Stored data entries:
%%

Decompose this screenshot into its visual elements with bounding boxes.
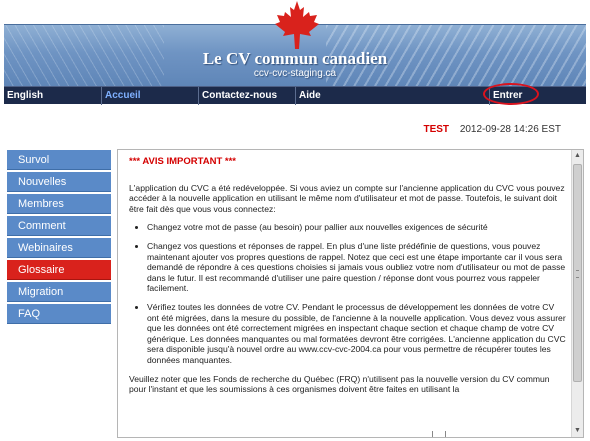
list-item: Vérifiez toutes les données de votre CV.… bbox=[147, 302, 566, 366]
nav-contactez-nous[interactable]: Contactez-nous bbox=[198, 87, 277, 105]
env-badge: TEST bbox=[423, 124, 450, 135]
sidebar-item-nouvelles[interactable]: Nouvelles bbox=[7, 172, 111, 192]
content-panel: *** AVIS IMPORTANT *** L'application du … bbox=[117, 149, 584, 438]
nav-aide[interactable]: Aide bbox=[295, 87, 321, 105]
sidebar: Survol Nouvelles Membres Comment Webinai… bbox=[7, 150, 111, 326]
status-line: TEST 2012-09-28 14:26 EST bbox=[423, 124, 561, 135]
site-title: Le CV commun canadien bbox=[202, 49, 388, 68]
scrollbar-thumb[interactable] bbox=[573, 164, 582, 382]
timestamp: 2012-09-28 14:26 EST bbox=[459, 124, 561, 135]
sidebar-item-migration[interactable]: Migration bbox=[7, 282, 111, 302]
list-item: Changez vos questions et réponses de rap… bbox=[147, 241, 566, 294]
header-banner: Le CV commun canadien ccv-cvc-staging.ca bbox=[4, 0, 586, 87]
sidebar-item-glossaire[interactable]: Glossaire bbox=[7, 260, 111, 280]
list-item: Changez votre mot de passe (au besoin) p… bbox=[147, 222, 566, 233]
content-text: *** AVIS IMPORTANT *** L'application du … bbox=[129, 156, 566, 403]
sidebar-item-webinaires[interactable]: Webinaires bbox=[7, 238, 111, 258]
sidebar-item-membres[interactable]: Membres bbox=[7, 194, 111, 214]
maple-leaf-icon bbox=[275, 1, 319, 49]
vertical-scrollbar[interactable]: ▲ ▼ bbox=[571, 150, 583, 437]
entrer-highlight-ring bbox=[483, 83, 539, 105]
notice-list: Changez votre mot de passe (au besoin) p… bbox=[147, 222, 566, 365]
sidebar-item-comment[interactable]: Comment bbox=[7, 216, 111, 236]
page: Le CV commun canadien ccv-cvc-staging.ca… bbox=[0, 0, 590, 441]
site-subtitle: ccv-cvc-staging.ca bbox=[253, 68, 337, 79]
scroll-down-icon[interactable]: ▼ bbox=[572, 425, 583, 437]
sidebar-item-faq[interactable]: FAQ bbox=[7, 304, 111, 324]
nav-accueil[interactable]: Accueil bbox=[101, 87, 141, 105]
nav-english[interactable]: English bbox=[4, 87, 43, 105]
notice-footer: Veuillez noter que les Fonds de recherch… bbox=[129, 373, 550, 395]
horizontal-scroll-grip[interactable] bbox=[432, 431, 446, 437]
notice-heading: *** AVIS IMPORTANT *** bbox=[129, 156, 236, 167]
scroll-up-icon[interactable]: ▲ bbox=[572, 150, 583, 162]
notice-intro: L'application du CVC a été redéveloppée.… bbox=[129, 182, 565, 214]
sidebar-item-survol[interactable]: Survol bbox=[7, 150, 111, 170]
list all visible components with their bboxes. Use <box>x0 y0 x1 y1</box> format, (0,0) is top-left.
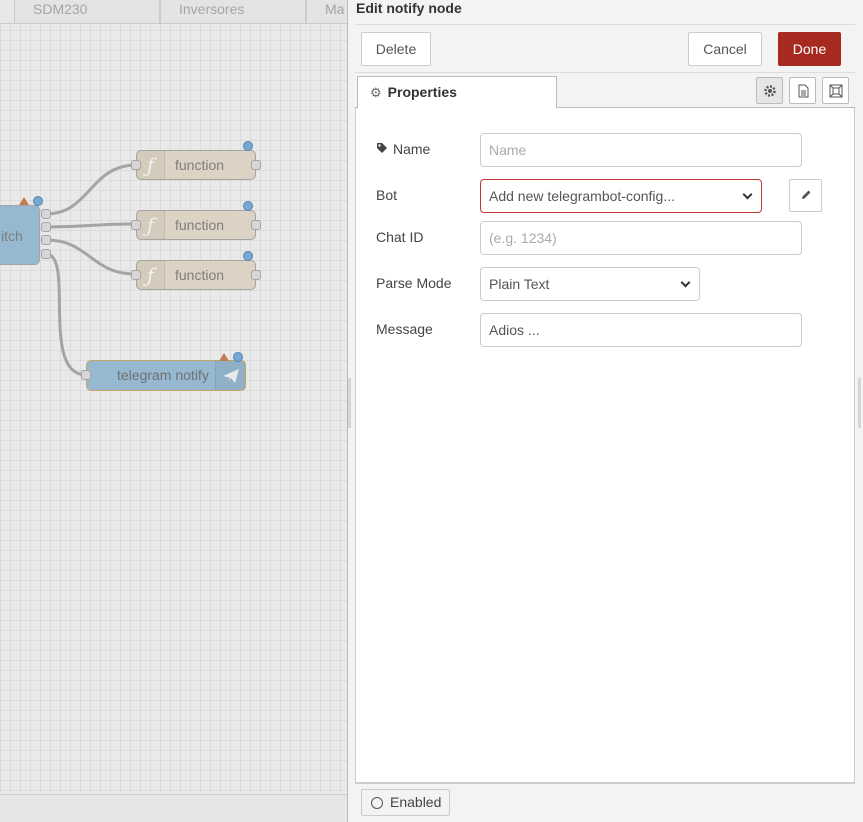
name-label-text: Name <box>393 141 431 157</box>
properties-panel: Name Name Bot Add new telegrambot-config… <box>355 107 855 783</box>
document-icon <box>798 84 809 98</box>
edit-bot-config-button[interactable] <box>789 179 822 212</box>
parse-mode-label: Parse Mode <box>376 275 452 291</box>
chevron-down-icon <box>680 277 691 288</box>
parse-mode-select[interactable]: Plain Text <box>480 267 700 301</box>
gear-icon <box>764 85 776 97</box>
pencil-icon <box>802 190 811 199</box>
node-editor-panel: Edit notify node Delete Cancel Done Name… <box>347 0 863 822</box>
tab-properties-label: Properties <box>387 84 457 100</box>
bot-row: Bot Add new telegrambot-config... <box>376 179 836 213</box>
chat-id-label: Chat ID <box>376 229 424 245</box>
enabled-toggle[interactable]: Enabled <box>361 789 450 816</box>
bot-label: Bot <box>376 187 398 203</box>
resize-handle[interactable] <box>858 378 861 428</box>
cancel-button[interactable]: Cancel <box>688 32 762 66</box>
description-tab-button[interactable] <box>789 77 816 104</box>
circle-icon <box>371 797 383 809</box>
chevron-down-icon <box>742 189 753 200</box>
bot-select-value: Add new telegrambot-config... <box>489 188 675 204</box>
name-row: Name Name <box>376 133 836 167</box>
editor-tab-bar: ⚙ Properties <box>355 74 855 109</box>
name-input[interactable]: Name <box>480 133 802 167</box>
editor-footer: Enabled <box>355 783 855 822</box>
chat-id-row: Chat ID (e.g. 1234) <box>376 221 836 255</box>
enabled-label: Enabled <box>390 794 442 810</box>
gear-icon: ⚙ <box>370 85 382 100</box>
appearance-tab-button[interactable] <box>822 77 849 104</box>
delete-button[interactable]: Delete <box>361 32 431 66</box>
chat-id-input[interactable]: (e.g. 1234) <box>480 221 802 255</box>
resize-handle[interactable] <box>348 378 351 428</box>
tag-icon <box>376 141 388 157</box>
message-input[interactable]: Adios ... <box>480 313 802 347</box>
frame-icon <box>829 84 843 98</box>
bot-select[interactable]: Add new telegrambot-config... <box>480 179 762 213</box>
tab-properties[interactable]: ⚙ Properties <box>357 76 557 109</box>
flow-workspace[interactable]: SDM230 Inversores Ma itch ƒ function ƒ f… <box>0 0 350 822</box>
editor-title: Edit notify node <box>356 0 462 16</box>
parse-mode-value: Plain Text <box>489 276 550 292</box>
message-label: Message <box>376 321 433 337</box>
divider <box>355 24 855 25</box>
settings-tab-button[interactable] <box>756 77 783 104</box>
message-row: Message Adios ... <box>376 313 836 347</box>
parse-mode-row: Parse Mode Plain Text <box>376 267 836 301</box>
divider <box>355 72 855 73</box>
done-button[interactable]: Done <box>778 32 841 66</box>
workspace-overlay <box>0 0 350 794</box>
name-label: Name <box>376 141 430 157</box>
workspace-footer <box>0 794 350 822</box>
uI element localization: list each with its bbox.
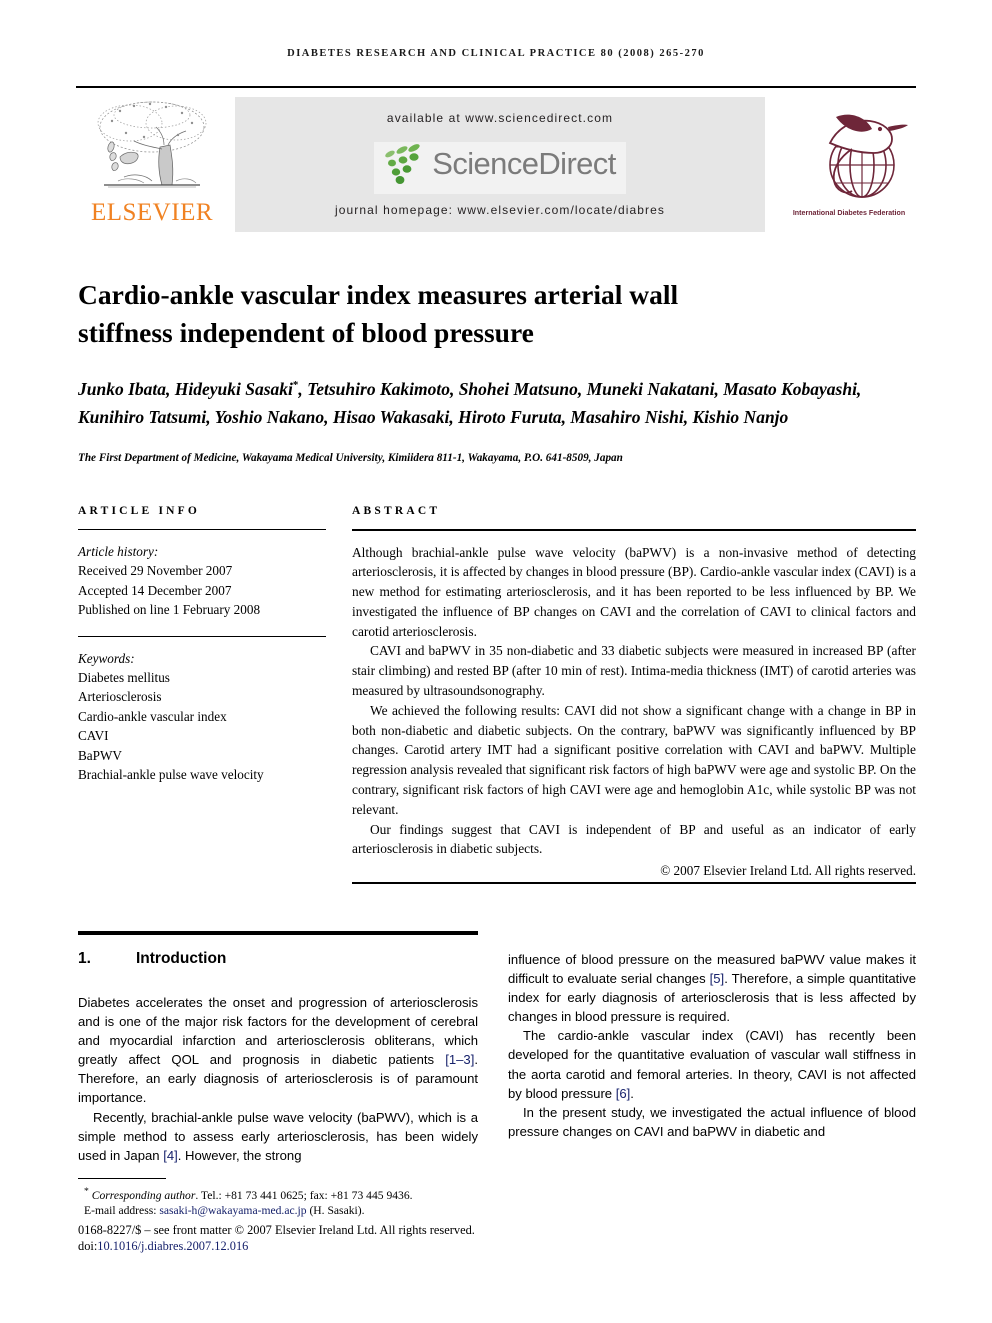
keyword-item: Brachial-ankle pulse wave velocity [78, 767, 264, 783]
header-rule [76, 86, 916, 88]
available-at-text: available at www.sciencedirect.com [386, 111, 614, 125]
article-info-column: ARTICLE INFO Article history: Received 2… [78, 505, 326, 784]
article-info-heading: ARTICLE INFO [78, 505, 201, 517]
email-attribution: (H. Sasaki). [309, 1204, 365, 1218]
keywords-block: Keywords: Diabetes mellitus Arterioscler… [78, 649, 326, 785]
article-history-item: Received 29 November 2007 [78, 563, 233, 579]
article-history-label: Article history: [78, 544, 159, 559]
idf-logo: International Diabetes Federation [782, 97, 916, 233]
body-column-left: Diabetes accelerates the onset and progr… [78, 993, 478, 1165]
section-heading-introduction: 1. Introduction [78, 950, 478, 968]
paragraph-text: . [630, 1085, 634, 1101]
publisher-banner: ELSEVIER available at www.sciencedirect.… [76, 95, 916, 235]
abstract-paragraph: Although brachial-ankle pulse wave veloc… [352, 544, 916, 639]
section-number: 1. [78, 950, 91, 967]
footnote-marker: * [84, 1186, 89, 1197]
doi-link[interactable]: 10.1016/j.diabres.2007.12.016 [97, 1239, 248, 1253]
corresponding-author-label: Corresponding author [91, 1188, 196, 1202]
idf-caption: International Diabetes Federation [792, 209, 906, 217]
paragraph-text: Diabetes accelerates the onset and progr… [78, 995, 478, 1068]
article-history-item: Accepted 14 December 2007 [78, 582, 232, 598]
keyword-item: BaPWV [78, 747, 122, 763]
body-paragraph: In the present study, we investigated th… [508, 1103, 916, 1141]
abstract-paragraph: We achieved the following results: CAVI … [352, 702, 916, 817]
keyword-item: Arteriosclerosis [78, 689, 162, 705]
keywords-separator-rule [78, 635, 326, 637]
elsevier-logo: ELSEVIER [76, 97, 224, 235]
sciencedirect-logo: ScienceDirect [235, 142, 765, 194]
paragraph-text: In the present study, we investigated th… [508, 1104, 916, 1139]
elsevier-tree-icon [90, 97, 214, 199]
author-list: Junko Ibata, Hideyuki Sasaki*, Tetsuhiro… [78, 371, 878, 431]
paragraph-text: . However, the strong [177, 1147, 302, 1163]
journal-article-page: DIABETES RESEARCH AND CLINICAL PRACTICE … [0, 0, 992, 1323]
issn-front-matter: 0168-8227/$ – see front matter © 2007 El… [78, 1223, 475, 1237]
imprint-block: 0168-8227/$ – see front matter © 2007 El… [78, 1222, 578, 1255]
footnote-block: * Corresponding author. Tel.: +81 73 441… [78, 1184, 498, 1219]
abstract-paragraph: Our findings suggest that CAVI is indepe… [352, 821, 916, 857]
affiliation: The First Department of Medicine, Wakaya… [78, 452, 623, 464]
abstract-copyright: © 2007 Elsevier Ireland Ltd. All rights … [660, 863, 916, 879]
sciencedirect-band: available at www.sciencedirect.com Scien… [235, 97, 765, 232]
body-paragraph: Diabetes accelerates the onset and progr… [78, 993, 478, 1108]
author-names-first: Junko Ibata, Hideyuki Sasaki [78, 378, 293, 399]
article-info-rule [78, 529, 326, 530]
section-rule [78, 931, 478, 935]
sciencedirect-leaves-icon [378, 142, 432, 186]
article-history-block: Article history: Received 29 November 20… [78, 542, 326, 620]
article-history-item: Published on line 1 February 2008 [78, 602, 261, 618]
page-title: Cardio-ankle vascular index measures art… [78, 279, 679, 349]
keywords-label: Keywords: [78, 650, 135, 666]
elsevier-wordmark: ELSEVIER [90, 199, 214, 226]
keyword-item: Diabetes mellitus [78, 670, 170, 686]
journal-homepage-text: journal homepage: www.elsevier.com/locat… [334, 203, 666, 217]
doi-label: doi: [78, 1239, 98, 1254]
email-label: E-mail address: [84, 1204, 157, 1218]
body-column-right: influence of blood pressure on the measu… [508, 950, 916, 1141]
running-head: DIABETES RESEARCH AND CLINICAL PRACTICE … [287, 48, 705, 59]
email-link[interactable]: sasaki-h@wakayama-med.ac.jp [159, 1204, 306, 1217]
abstract-body: Although brachial-ankle pulse wave veloc… [352, 543, 916, 882]
doi-line: doi:10.1016/j.diabres.2007.12.016 [78, 1238, 578, 1254]
corresponding-author-note: * Corresponding author. Tel.: +81 73 441… [78, 1184, 498, 1203]
section-title: Introduction [136, 950, 227, 967]
keyword-item: CAVI [78, 728, 109, 744]
body-paragraph: The cardio-ankle vascular index (CAVI) h… [508, 1026, 916, 1102]
paragraph-text: The cardio-ankle vascular index (CAVI) h… [508, 1028, 916, 1101]
abstract-rule [352, 529, 916, 531]
body-paragraph: Recently, brachial-ankle pulse wave velo… [78, 1108, 478, 1165]
abstract-paragraph: CAVI and baPWV in 35 non-diabetic and 33… [352, 643, 916, 699]
corresponding-author-contact: . Tel.: +81 73 441 0625; fax: +81 73 445… [195, 1188, 413, 1202]
sciencedirect-wordmark: ScienceDirect [432, 146, 616, 181]
abstract-heading: ABSTRACT [352, 505, 441, 517]
idf-bird-globe-icon [792, 97, 908, 209]
abstract-column: ABSTRACT Although brachial-ankle pulse w… [352, 505, 916, 881]
citation-ref[interactable]: [4] [163, 1148, 178, 1163]
citation-ref[interactable]: [6] [616, 1086, 631, 1101]
citation-ref[interactable]: [1–3] [445, 1052, 474, 1067]
keyword-item: Cardio-ankle vascular index [78, 708, 227, 724]
body-paragraph: influence of blood pressure on the measu… [508, 950, 916, 1026]
abstract-bottom-rule [352, 882, 916, 884]
citation-ref[interactable]: [5] [710, 971, 725, 986]
email-note: E-mail address: sasaki-h@wakayama-med.ac… [78, 1203, 498, 1219]
footnote-rule [78, 1178, 166, 1179]
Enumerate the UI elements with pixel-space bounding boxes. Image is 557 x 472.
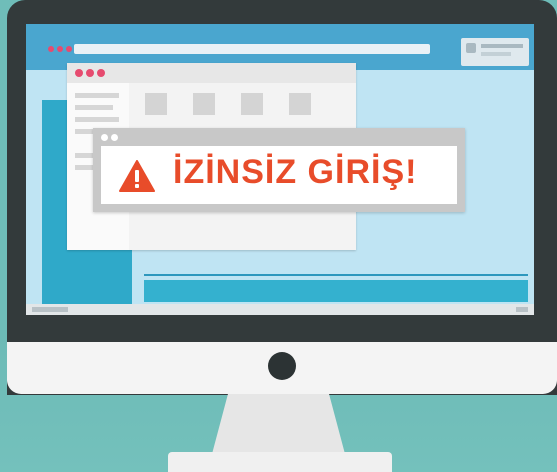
alert-body: İZİNSİZ GİRİŞ!	[101, 146, 457, 204]
placeholder-tile	[193, 93, 215, 115]
window-dot-icon	[97, 69, 105, 77]
placeholder-line	[75, 105, 113, 110]
screen-statusbar	[26, 304, 534, 315]
window-dot-icon	[101, 134, 108, 141]
background-window-controls	[75, 69, 105, 77]
browser-window-controls	[48, 46, 72, 52]
statusbar-block	[32, 307, 68, 312]
statusbar-block	[516, 307, 528, 312]
background-window-titlebar	[67, 63, 356, 83]
placeholder-line	[75, 117, 119, 122]
placeholder-tile	[289, 93, 311, 115]
profile-widget	[461, 38, 529, 66]
screen-footer-panel	[144, 280, 528, 302]
placeholder-line	[75, 93, 119, 98]
alert-window-controls	[101, 134, 118, 141]
warning-triangle-icon	[119, 160, 155, 192]
window-dot-icon	[86, 69, 94, 77]
address-bar	[74, 44, 430, 54]
window-dot-icon	[57, 46, 63, 52]
window-dot-icon	[75, 69, 83, 77]
avatar-icon	[466, 43, 476, 53]
intrusion-alert-dialog: İZİNSİZ GİRİŞ!	[93, 128, 465, 212]
window-dot-icon	[111, 134, 118, 141]
alert-title: İZİNSİZ GİRİŞ!	[173, 153, 418, 191]
window-dot-icon	[48, 46, 54, 52]
profile-line	[481, 44, 523, 48]
screen-divider	[144, 274, 528, 276]
placeholder-tile	[241, 93, 263, 115]
monitor-button	[268, 352, 296, 380]
placeholder-tile	[145, 93, 167, 115]
window-dot-icon	[66, 46, 72, 52]
profile-line	[481, 52, 511, 56]
monitor-stand-base	[168, 452, 392, 472]
monitor-stand-neck	[212, 394, 345, 454]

%%

Copy out exactly the lines from the one with "name-label-text: Name <box>393" to the one with "frame-icon <box>829 84 843 98</box>", both included.

name-label-text: Name <box>393 141 431 157</box>
properties-panel: Name Name Bot Add new telegrambot-config… <box>355 107 855 783</box>
document-icon <box>798 84 809 98</box>
edit-bot-config-button[interactable] <box>789 179 822 212</box>
parse-mode-label: Parse Mode <box>376 275 452 291</box>
chevron-down-icon <box>680 277 691 288</box>
parse-mode-select[interactable]: Plain Text <box>480 267 700 301</box>
gear-icon <box>764 85 776 97</box>
pencil-icon <box>802 190 811 199</box>
node-editor-panel: Edit notify node Delete Cancel Done Name… <box>347 0 863 822</box>
tab-properties-label: Properties <box>387 84 457 100</box>
bot-row: Bot Add new telegrambot-config... <box>376 179 836 213</box>
chat-id-label: Chat ID <box>376 229 424 245</box>
enabled-toggle[interactable]: Enabled <box>361 789 450 816</box>
bot-label: Bot <box>376 187 398 203</box>
resize-handle[interactable] <box>858 378 861 428</box>
cancel-button[interactable]: Cancel <box>688 32 762 66</box>
description-tab-button[interactable] <box>789 77 816 104</box>
circle-icon <box>371 797 383 809</box>
chevron-down-icon <box>742 189 753 200</box>
bot-select-value: Add new telegrambot-config... <box>489 188 675 204</box>
name-row: Name Name <box>376 133 836 167</box>
editor-tab-bar: ⚙ Properties <box>355 74 855 109</box>
name-input[interactable]: Name <box>480 133 802 167</box>
editor-footer: Enabled <box>355 783 855 822</box>
chat-id-row: Chat ID (e.g. 1234) <box>376 221 836 255</box>
enabled-label: Enabled <box>390 794 442 810</box>
gear-icon: ⚙ <box>370 85 382 100</box>
appearance-tab-button[interactable] <box>822 77 849 104</box>
delete-button[interactable]: Delete <box>361 32 431 66</box>
chat-id-input[interactable]: (e.g. 1234) <box>480 221 802 255</box>
resize-handle[interactable] <box>348 378 351 428</box>
tag-icon <box>376 141 388 157</box>
message-input[interactable]: Adios ... <box>480 313 802 347</box>
frame-icon <box>829 84 843 98</box>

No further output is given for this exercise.